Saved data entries
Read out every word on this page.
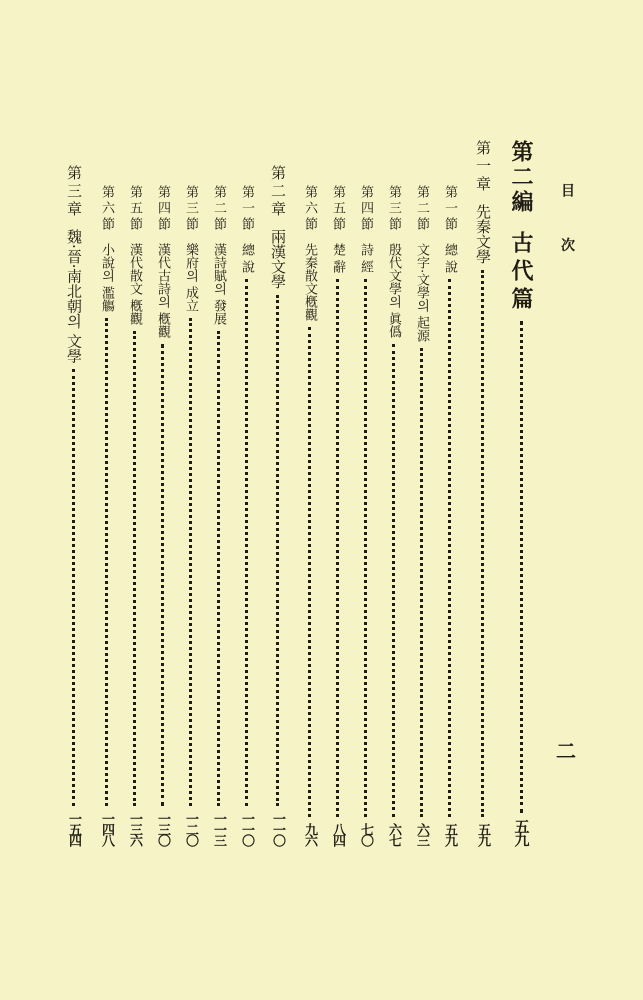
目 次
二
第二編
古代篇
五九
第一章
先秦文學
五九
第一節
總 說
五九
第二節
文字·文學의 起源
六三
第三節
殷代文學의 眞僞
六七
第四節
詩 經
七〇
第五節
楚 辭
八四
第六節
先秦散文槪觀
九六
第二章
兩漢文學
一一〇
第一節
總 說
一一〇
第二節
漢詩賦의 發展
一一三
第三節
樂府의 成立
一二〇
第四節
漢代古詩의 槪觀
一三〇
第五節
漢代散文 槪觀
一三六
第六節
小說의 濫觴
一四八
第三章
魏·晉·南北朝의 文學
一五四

**Task goal:**
Without the pictures, reproduce every line of the records above exactly.

**Finished answer:**
Read out every word on this page.
目 次
二
第二編
古代篇
五九
第一章
先秦文學
五九
第一節
總 說
五九
第二節
文字·文學의 起源
六三
第三節
殷代文學의 眞僞
六七
第四節
詩 經
七〇
第五節
楚 辭
八四
第六節
先秦散文槪觀
九六
第二章
兩漢文學
一一〇
第一節
總 說
一一〇
第二節
漢詩賦의 發展
一一三
第三節
樂府의 成立
一二〇
第四節
漢代古詩의 槪觀
一三〇
第五節
漢代散文 槪觀
一三六
第六節
小說의 濫觴
一四八
第三章
魏·晉·南北朝의 文學
一五四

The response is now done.